* [Job]: Find the number of lines containing the string "Auto" in the data. Answer with the number by itself.

start Material for this task

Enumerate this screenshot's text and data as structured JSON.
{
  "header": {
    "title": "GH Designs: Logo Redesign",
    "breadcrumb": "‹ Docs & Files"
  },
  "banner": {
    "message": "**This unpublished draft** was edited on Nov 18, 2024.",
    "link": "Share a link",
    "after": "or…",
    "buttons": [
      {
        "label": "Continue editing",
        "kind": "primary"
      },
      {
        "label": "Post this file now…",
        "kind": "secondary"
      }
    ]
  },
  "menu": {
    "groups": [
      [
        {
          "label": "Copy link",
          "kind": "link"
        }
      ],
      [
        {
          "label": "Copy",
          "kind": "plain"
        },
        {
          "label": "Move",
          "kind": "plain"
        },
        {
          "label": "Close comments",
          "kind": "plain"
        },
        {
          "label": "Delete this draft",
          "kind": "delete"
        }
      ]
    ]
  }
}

end Material for this task
start Material for this task

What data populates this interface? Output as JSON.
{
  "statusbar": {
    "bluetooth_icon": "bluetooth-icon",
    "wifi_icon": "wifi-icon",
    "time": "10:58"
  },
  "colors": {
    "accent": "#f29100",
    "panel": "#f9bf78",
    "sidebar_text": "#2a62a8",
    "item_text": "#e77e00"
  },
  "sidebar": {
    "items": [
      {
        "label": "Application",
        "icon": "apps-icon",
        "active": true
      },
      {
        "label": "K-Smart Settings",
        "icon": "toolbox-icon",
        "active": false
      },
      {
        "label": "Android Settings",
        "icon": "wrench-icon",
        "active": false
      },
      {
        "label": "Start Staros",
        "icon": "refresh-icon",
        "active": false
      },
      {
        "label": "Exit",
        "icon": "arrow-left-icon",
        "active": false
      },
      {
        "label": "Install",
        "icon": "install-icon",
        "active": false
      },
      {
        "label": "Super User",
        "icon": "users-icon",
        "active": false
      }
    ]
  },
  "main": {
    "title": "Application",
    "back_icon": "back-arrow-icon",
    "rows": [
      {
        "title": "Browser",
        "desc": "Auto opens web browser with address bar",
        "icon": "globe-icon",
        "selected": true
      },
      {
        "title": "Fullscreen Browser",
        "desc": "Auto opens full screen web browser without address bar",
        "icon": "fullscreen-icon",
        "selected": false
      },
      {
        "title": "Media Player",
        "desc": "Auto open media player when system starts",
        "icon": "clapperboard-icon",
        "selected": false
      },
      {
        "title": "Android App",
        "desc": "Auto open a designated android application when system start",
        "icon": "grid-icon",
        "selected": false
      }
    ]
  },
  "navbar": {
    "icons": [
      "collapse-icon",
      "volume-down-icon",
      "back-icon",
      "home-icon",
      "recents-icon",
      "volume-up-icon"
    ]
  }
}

end Material for this task

* [Result of this exercise]: 4